**WORK TO BE COMPLETED**
Images must not appear in your copy; reproduce every other part of the records exactly.

[Data extracted from a collection]
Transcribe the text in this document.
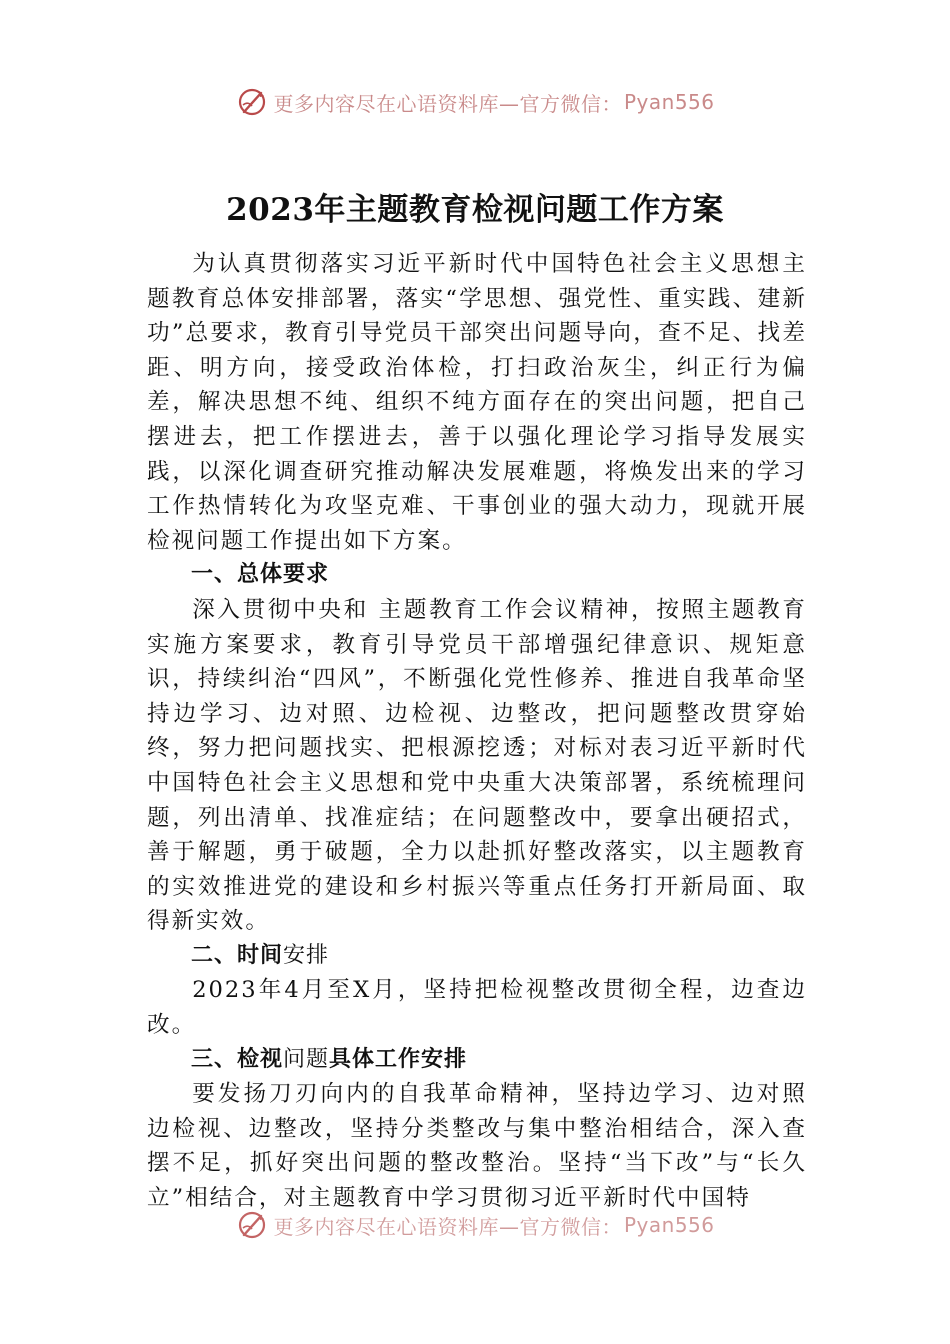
更多内容尽在心语资料库—官方微信： Pyan556
2023年主题教育检视问题工作方案

为认真贯彻落实习近平新时代中国特色社会主义思想主题教育总体安排部署，落实“学思想、强党性、重实践、建新功”总要求，教育引导党员干部突出问题导向，查不足、找差距、明方向，接受政治体检，打扫政治灰尘，纠正行为偏差，解决思想不纯、组织不纯方面存在的突出问题，把自己摆进去，把工作摆进去，善于以强化理论学习指导发展实践，以深化调查研究推动解决发展难题，将焕发出来的学习工作热情转化为攻坚克难、干事创业的强大动力，现就开展检视问题工作提出如下方案。

一、总体要求

深入贯彻中央和 主题教育工作会议精神，按照主题教育实施方案要求，教育引导党员干部增强纪律意识、规矩意识，持续纠治“四风”，不断强化党性修养、推进自我革命坚持边学习、边对照、边检视、边整改，把问题整改贯穿始终，努力把问题找实、把根源挖透；对标对表习近平新时代中国特色社会主义思想和党中央重大决策部署，系统梳理问题，列出清单、找准症结；在问题整改中，要拿出硬招式，善于解题，勇于破题，全力以赴抓好整改落实，以主题教育的实效推进党的建设和乡村振兴等重点任务打开新局面、取得新实效。

二、时间安排

2023年4月至X月，坚持把检视整改贯彻全程，边查边改。

三、检视问题具体工作安排

要发扬刀刃向内的自我革命精神，坚持边学习、边对照边检视、边整改，坚持分类整改与集中整治相结合，深入查摆不足，抓好突出问题的整改整治。坚持“当下改”与“长久立”相结合，对主题教育中学习贯彻习近平新时代中国特

更多内容尽在心语资料库—官方微信： Pyan556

**TASK SOLUTION**
Transcribe the text in this document.
更多内容尽在心语资料库—官方微信： Pyan556
2023年主题教育检视问题工作方案

为认真贯彻落实习近平新时代中国特色社会主义思想主题教育总体安排部署，落实“学思想、强党性、重实践、建新功”总要求，教育引导党员干部突出问题导向，查不足、找差距、明方向，接受政治体检，打扫政治灰尘，纠正行为偏差，解决思想不纯、组织不纯方面存在的突出问题，把自己摆进去，把工作摆进去，善于以强化理论学习指导发展实践，以深化调查研究推动解决发展难题，将焕发出来的学习工作热情转化为攻坚克难、干事创业的强大动力，现就开展检视问题工作提出如下方案。

一、总体要求

深入贯彻中央和 主题教育工作会议精神，按照主题教育实施方案要求，教育引导党员干部增强纪律意识、规矩意识，持续纠治“四风”，不断强化党性修养、推进自我革命坚持边学习、边对照、边检视、边整改，把问题整改贯穿始终，努力把问题找实、把根源挖透；对标对表习近平新时代中国特色社会主义思想和党中央重大决策部署，系统梳理问题，列出清单、找准症结；在问题整改中，要拿出硬招式，善于解题，勇于破题，全力以赴抓好整改落实，以主题教育的实效推进党的建设和乡村振兴等重点任务打开新局面、取得新实效。

二、时间安排

2023年4月至X月，坚持把检视整改贯彻全程，边查边改。

三、检视问题具体工作安排

要发扬刀刃向内的自我革命精神，坚持边学习、边对照边检视、边整改，坚持分类整改与集中整治相结合，深入查摆不足，抓好突出问题的整改整治。坚持“当下改”与“长久立”相结合，对主题教育中学习贯彻习近平新时代中国特

更多内容尽在心语资料库—官方微信： Pyan556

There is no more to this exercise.